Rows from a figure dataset
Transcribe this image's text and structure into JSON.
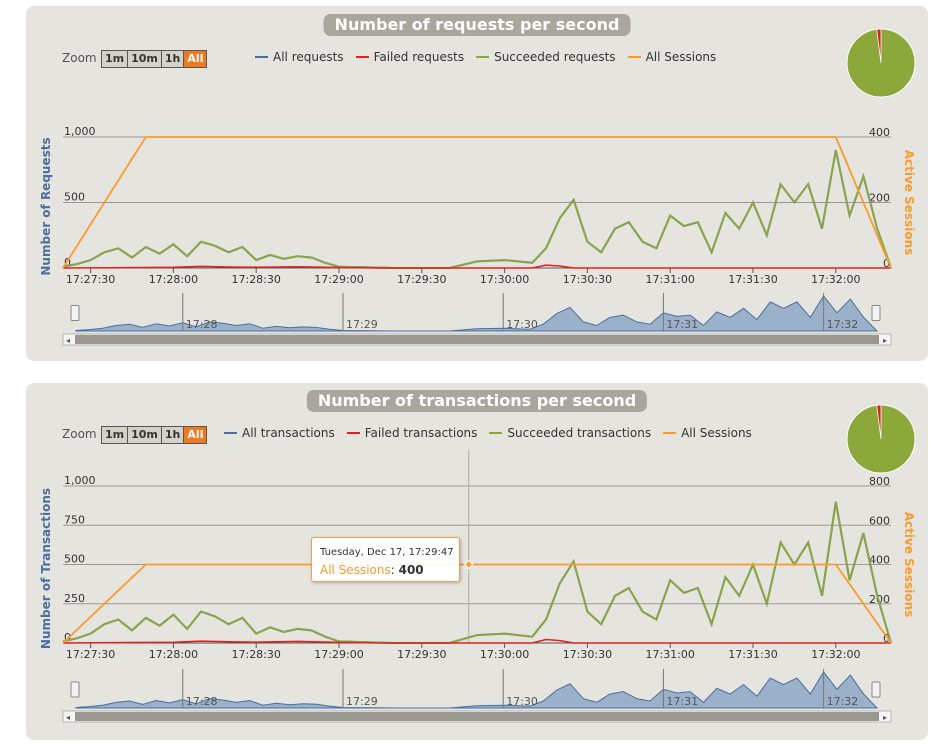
{
  "zoom": {
    "label": "Zoom",
    "buttons": [
      "1m",
      "10m",
      "1h",
      "All"
    ],
    "active": "All"
  },
  "colors": {
    "all": "#4a6f9f",
    "failed": "#e0201e",
    "succeeded": "#8da83a",
    "sessions": "#f99b2d",
    "navigator_fill": "#9bb0c9"
  },
  "x_ticks": [
    "17:27:30",
    "17:28:00",
    "17:28:30",
    "17:29:00",
    "17:29:30",
    "17:30:00",
    "17:30:30",
    "17:31:00",
    "17:31:30",
    "17:32:00"
  ],
  "navigator_ticks": [
    "17:28",
    "17:29",
    "17:30",
    "17:31",
    "17:32"
  ],
  "tooltip": {
    "line1": "Tuesday, Dec 17, 17:29:47",
    "name": "All Sessions",
    "value": "400"
  },
  "chart_data": [
    {
      "type": "line",
      "title": "Number of requests per second",
      "ylabel": "Number of Requests",
      "y2label": "Active Sessions",
      "ylim": [
        0,
        1000
      ],
      "yticks": [
        "1,000",
        "500",
        "0"
      ],
      "y2lim": [
        0,
        400
      ],
      "y2ticks": [
        "400",
        "200",
        "0"
      ],
      "xlim": [
        "17:27:20",
        "17:32:20"
      ],
      "legend": {
        "position": "top"
      },
      "series": [
        {
          "name": "All requests",
          "key": "all",
          "axis": "left"
        },
        {
          "name": "Failed requests",
          "key": "failed",
          "axis": "left"
        },
        {
          "name": "Succeeded requests",
          "key": "succeeded",
          "axis": "left"
        },
        {
          "name": "All Sessions",
          "key": "sessions",
          "axis": "right",
          "points": [
            [
              "17:27:20",
              0
            ],
            [
              "17:27:50",
              400
            ],
            [
              "17:32:00",
              400
            ],
            [
              "17:32:20",
              0
            ]
          ]
        }
      ],
      "pie": {
        "succeeded_share": 0.98,
        "failed_share": 0.02
      }
    },
    {
      "type": "line",
      "title": "Number of transactions per second",
      "ylabel": "Number of Transactions",
      "y2label": "Active Sessions",
      "ylim": [
        0,
        1000
      ],
      "yticks": [
        "1,000",
        "750",
        "500",
        "250",
        "0"
      ],
      "y2lim": [
        0,
        800
      ],
      "y2ticks": [
        "800",
        "600",
        "400",
        "200",
        "0"
      ],
      "xlim": [
        "17:27:20",
        "17:32:20"
      ],
      "legend": {
        "position": "top"
      },
      "series": [
        {
          "name": "All transactions",
          "key": "all",
          "axis": "left"
        },
        {
          "name": "Failed transactions",
          "key": "failed",
          "axis": "left"
        },
        {
          "name": "Succeeded transactions",
          "key": "succeeded",
          "axis": "left"
        },
        {
          "name": "All Sessions",
          "key": "sessions",
          "axis": "right",
          "points": [
            [
              "17:27:20",
              0
            ],
            [
              "17:27:50",
              400
            ],
            [
              "17:32:00",
              400
            ],
            [
              "17:32:20",
              0
            ]
          ]
        }
      ],
      "pie": {
        "succeeded_share": 0.98,
        "failed_share": 0.02
      }
    }
  ],
  "request_series": [
    [
      "17:27:20",
      10
    ],
    [
      "17:27:25",
      30
    ],
    [
      "17:27:30",
      60
    ],
    [
      "17:27:35",
      120
    ],
    [
      "17:27:40",
      150
    ],
    [
      "17:27:45",
      80
    ],
    [
      "17:27:50",
      160
    ],
    [
      "17:27:55",
      110
    ],
    [
      "17:28:00",
      180
    ],
    [
      "17:28:05",
      90
    ],
    [
      "17:28:10",
      200
    ],
    [
      "17:28:15",
      170
    ],
    [
      "17:28:20",
      120
    ],
    [
      "17:28:25",
      160
    ],
    [
      "17:28:30",
      60
    ],
    [
      "17:28:35",
      100
    ],
    [
      "17:28:40",
      70
    ],
    [
      "17:28:45",
      90
    ],
    [
      "17:28:50",
      80
    ],
    [
      "17:28:55",
      40
    ],
    [
      "17:29:00",
      10
    ],
    [
      "17:29:10",
      5
    ],
    [
      "17:29:20",
      0
    ],
    [
      "17:29:30",
      0
    ],
    [
      "17:29:40",
      0
    ],
    [
      "17:29:50",
      50
    ],
    [
      "17:30:00",
      60
    ],
    [
      "17:30:10",
      40
    ],
    [
      "17:30:15",
      150
    ],
    [
      "17:30:20",
      380
    ],
    [
      "17:30:25",
      520
    ],
    [
      "17:30:30",
      200
    ],
    [
      "17:30:35",
      120
    ],
    [
      "17:30:40",
      300
    ],
    [
      "17:30:45",
      350
    ],
    [
      "17:30:50",
      200
    ],
    [
      "17:30:55",
      150
    ],
    [
      "17:31:00",
      400
    ],
    [
      "17:31:05",
      320
    ],
    [
      "17:31:10",
      350
    ],
    [
      "17:31:15",
      120
    ],
    [
      "17:31:20",
      420
    ],
    [
      "17:31:25",
      300
    ],
    [
      "17:31:30",
      500
    ],
    [
      "17:31:35",
      250
    ],
    [
      "17:31:40",
      640
    ],
    [
      "17:31:45",
      500
    ],
    [
      "17:31:50",
      640
    ],
    [
      "17:31:55",
      300
    ],
    [
      "17:32:00",
      900
    ],
    [
      "17:32:05",
      400
    ],
    [
      "17:32:10",
      700
    ],
    [
      "17:32:15",
      300
    ],
    [
      "17:32:20",
      0
    ]
  ],
  "failed_series": [
    [
      "17:27:20",
      0
    ],
    [
      "17:28:00",
      5
    ],
    [
      "17:28:10",
      12
    ],
    [
      "17:28:20",
      8
    ],
    [
      "17:28:30",
      6
    ],
    [
      "17:28:45",
      10
    ],
    [
      "17:29:00",
      4
    ],
    [
      "17:29:15",
      0
    ],
    [
      "17:30:10",
      0
    ],
    [
      "17:30:15",
      22
    ],
    [
      "17:30:20",
      15
    ],
    [
      "17:30:25",
      0
    ],
    [
      "17:32:20",
      0
    ]
  ]
}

Set task =>
Pick out, from the lines above, every one that contains the string "ylabel".

Exercise response =>
      "ylabel": "Number of Requests",
      "ylabel": "Number of Transactions",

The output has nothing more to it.